> [JOB]
The listing must be reproduced in full, exactly as it stands.

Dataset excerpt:
◆ ◆ ◆ ◆ ◆ ◆ ◆
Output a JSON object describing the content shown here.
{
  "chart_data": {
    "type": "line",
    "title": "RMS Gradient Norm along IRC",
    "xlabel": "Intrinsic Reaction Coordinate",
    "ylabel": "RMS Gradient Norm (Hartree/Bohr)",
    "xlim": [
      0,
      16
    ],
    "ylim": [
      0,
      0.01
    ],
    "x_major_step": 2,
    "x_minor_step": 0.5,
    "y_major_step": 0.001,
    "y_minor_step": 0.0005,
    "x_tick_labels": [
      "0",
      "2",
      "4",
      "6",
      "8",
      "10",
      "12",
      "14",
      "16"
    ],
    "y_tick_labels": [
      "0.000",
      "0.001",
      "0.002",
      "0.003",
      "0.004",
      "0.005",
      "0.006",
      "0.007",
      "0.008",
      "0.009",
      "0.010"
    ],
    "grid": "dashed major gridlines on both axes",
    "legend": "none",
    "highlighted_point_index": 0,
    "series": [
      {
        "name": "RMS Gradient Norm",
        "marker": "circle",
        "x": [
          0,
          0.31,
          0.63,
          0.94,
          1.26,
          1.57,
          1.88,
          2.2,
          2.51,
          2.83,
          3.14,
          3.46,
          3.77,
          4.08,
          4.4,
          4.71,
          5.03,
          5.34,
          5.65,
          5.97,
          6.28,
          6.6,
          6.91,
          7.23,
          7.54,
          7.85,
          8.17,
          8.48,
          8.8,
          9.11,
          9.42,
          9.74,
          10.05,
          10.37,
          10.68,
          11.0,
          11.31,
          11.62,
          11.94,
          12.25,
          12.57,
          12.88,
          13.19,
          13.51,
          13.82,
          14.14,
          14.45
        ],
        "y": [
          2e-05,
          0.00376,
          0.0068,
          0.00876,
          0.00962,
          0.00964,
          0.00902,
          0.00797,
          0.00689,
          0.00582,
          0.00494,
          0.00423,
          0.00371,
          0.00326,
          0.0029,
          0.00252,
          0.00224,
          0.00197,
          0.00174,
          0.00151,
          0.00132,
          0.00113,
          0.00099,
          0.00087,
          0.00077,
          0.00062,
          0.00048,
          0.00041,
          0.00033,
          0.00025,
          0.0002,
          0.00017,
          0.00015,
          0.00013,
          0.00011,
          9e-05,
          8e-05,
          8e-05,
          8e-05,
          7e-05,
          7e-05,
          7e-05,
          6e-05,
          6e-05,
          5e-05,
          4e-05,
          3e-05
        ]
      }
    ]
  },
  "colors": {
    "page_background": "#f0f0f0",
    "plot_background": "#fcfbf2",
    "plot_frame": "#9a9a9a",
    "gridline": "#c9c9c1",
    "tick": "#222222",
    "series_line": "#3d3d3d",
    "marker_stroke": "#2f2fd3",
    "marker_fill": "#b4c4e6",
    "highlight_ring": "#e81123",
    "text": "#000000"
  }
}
◆ ◆ ◆ ◆ ◆ ◆ ◆
> [WORKED ANSWER]
Output a JSON object describing the content shown here.
{
  "chart_data": {
    "type": "line",
    "title": "RMS Gradient Norm along IRC",
    "xlabel": "Intrinsic Reaction Coordinate",
    "ylabel": "RMS Gradient Norm (Hartree/Bohr)",
    "xlim": [
      0,
      16
    ],
    "ylim": [
      0,
      0.01
    ],
    "x_major_step": 2,
    "x_minor_step": 0.5,
    "y_major_step": 0.001,
    "y_minor_step": 0.0005,
    "x_tick_labels": [
      "0",
      "2",
      "4",
      "6",
      "8",
      "10",
      "12",
      "14",
      "16"
    ],
    "y_tick_labels": [
      "0.000",
      "0.001",
      "0.002",
      "0.003",
      "0.004",
      "0.005",
      "0.006",
      "0.007",
      "0.008",
      "0.009",
      "0.010"
    ],
    "grid": "dashed major gridlines on both axes",
    "legend": "none",
    "highlighted_point_index": 0,
    "series": [
      {
        "name": "RMS Gradient Norm",
        "marker": "circle",
        "x": [
          0,
          0.31,
          0.63,
          0.94,
          1.26,
          1.57,
          1.88,
          2.2,
          2.51,
          2.83,
          3.14,
          3.46,
          3.77,
          4.08,
          4.4,
          4.71,
          5.03,
          5.34,
          5.65,
          5.97,
          6.28,
          6.6,
          6.91,
          7.23,
          7.54,
          7.85,
          8.17,
          8.48,
          8.8,
          9.11,
          9.42,
          9.74,
          10.05,
          10.37,
          10.68,
          11.0,
          11.31,
          11.62,
          11.94,
          12.25,
          12.57,
          12.88,
          13.19,
          13.51,
          13.82,
          14.14,
          14.45
        ],
        "y": [
          2e-05,
          0.00376,
          0.0068,
          0.00876,
          0.00962,
          0.00964,
          0.00902,
          0.00797,
          0.00689,
          0.00582,
          0.00494,
          0.00423,
          0.00371,
          0.00326,
          0.0029,
          0.00252,
          0.00224,
          0.00197,
          0.00174,
          0.00151,
          0.00132,
          0.00113,
          0.00099,
          0.00087,
          0.00077,
          0.00062,
          0.00048,
          0.00041,
          0.00033,
          0.00025,
          0.0002,
          0.00017,
          0.00015,
          0.00013,
          0.00011,
          9e-05,
          8e-05,
          8e-05,
          8e-05,
          7e-05,
          7e-05,
          7e-05,
          6e-05,
          6e-05,
          5e-05,
          4e-05,
          3e-05
        ]
      }
    ]
  },
  "colors": {
    "page_background": "#f0f0f0",
    "plot_background": "#fcfbf2",
    "plot_frame": "#9a9a9a",
    "gridline": "#c9c9c1",
    "tick": "#222222",
    "series_line": "#3d3d3d",
    "marker_stroke": "#2f2fd3",
    "marker_fill": "#b4c4e6",
    "highlight_ring": "#e81123",
    "text": "#000000"
  }
}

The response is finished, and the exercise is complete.